▸ **What the exercise asks**
Identify each line below containing the string "ffffff" and copy it.

▸ **Data records**
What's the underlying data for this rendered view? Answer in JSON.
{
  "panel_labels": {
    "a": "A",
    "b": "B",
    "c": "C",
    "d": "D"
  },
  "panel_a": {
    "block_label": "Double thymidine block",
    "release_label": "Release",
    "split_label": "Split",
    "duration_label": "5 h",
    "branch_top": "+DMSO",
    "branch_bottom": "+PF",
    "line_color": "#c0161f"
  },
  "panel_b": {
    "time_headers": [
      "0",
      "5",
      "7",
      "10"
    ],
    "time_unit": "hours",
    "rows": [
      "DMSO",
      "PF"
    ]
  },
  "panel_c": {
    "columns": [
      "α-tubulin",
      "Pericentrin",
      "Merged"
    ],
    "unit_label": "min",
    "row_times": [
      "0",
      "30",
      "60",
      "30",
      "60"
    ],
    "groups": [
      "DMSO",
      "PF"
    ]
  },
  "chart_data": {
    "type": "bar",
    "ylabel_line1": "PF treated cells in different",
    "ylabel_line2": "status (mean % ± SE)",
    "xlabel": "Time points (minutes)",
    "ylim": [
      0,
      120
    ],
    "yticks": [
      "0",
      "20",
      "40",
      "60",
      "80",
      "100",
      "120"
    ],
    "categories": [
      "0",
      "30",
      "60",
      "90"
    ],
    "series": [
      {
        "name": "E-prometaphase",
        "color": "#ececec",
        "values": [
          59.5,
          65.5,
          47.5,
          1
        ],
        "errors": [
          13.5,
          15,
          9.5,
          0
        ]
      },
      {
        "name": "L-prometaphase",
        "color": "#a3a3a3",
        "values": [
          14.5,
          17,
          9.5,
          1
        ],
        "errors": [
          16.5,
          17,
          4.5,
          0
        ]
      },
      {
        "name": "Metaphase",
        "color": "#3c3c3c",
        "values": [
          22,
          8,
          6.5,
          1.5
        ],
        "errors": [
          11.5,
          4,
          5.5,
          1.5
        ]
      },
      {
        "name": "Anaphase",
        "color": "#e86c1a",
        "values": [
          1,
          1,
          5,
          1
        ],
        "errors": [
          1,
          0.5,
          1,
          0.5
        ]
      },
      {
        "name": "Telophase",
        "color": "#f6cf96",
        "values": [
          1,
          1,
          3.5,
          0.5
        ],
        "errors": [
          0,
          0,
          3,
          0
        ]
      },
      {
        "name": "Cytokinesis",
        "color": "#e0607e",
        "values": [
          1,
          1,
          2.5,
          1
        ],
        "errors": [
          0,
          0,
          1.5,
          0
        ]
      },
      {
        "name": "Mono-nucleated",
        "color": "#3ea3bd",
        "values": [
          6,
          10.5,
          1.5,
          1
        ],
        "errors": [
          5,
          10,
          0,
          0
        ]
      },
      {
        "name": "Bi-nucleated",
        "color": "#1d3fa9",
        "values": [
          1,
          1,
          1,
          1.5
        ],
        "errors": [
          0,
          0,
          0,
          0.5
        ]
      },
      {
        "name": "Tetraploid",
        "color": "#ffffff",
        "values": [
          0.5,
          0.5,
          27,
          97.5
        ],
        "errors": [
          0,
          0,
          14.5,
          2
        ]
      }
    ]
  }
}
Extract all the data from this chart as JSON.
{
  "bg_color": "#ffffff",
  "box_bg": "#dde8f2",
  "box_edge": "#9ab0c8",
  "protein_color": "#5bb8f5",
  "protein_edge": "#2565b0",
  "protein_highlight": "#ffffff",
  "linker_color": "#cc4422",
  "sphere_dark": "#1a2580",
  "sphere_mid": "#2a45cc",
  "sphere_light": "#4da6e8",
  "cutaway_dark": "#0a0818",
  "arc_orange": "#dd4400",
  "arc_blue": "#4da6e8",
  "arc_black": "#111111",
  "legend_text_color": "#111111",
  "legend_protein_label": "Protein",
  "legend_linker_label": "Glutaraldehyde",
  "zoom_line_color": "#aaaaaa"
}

▸ **Completed task**
        "color": "#ffffff",
  "bg_color": "#ffffff",
  "protein_highlight": "#ffffff",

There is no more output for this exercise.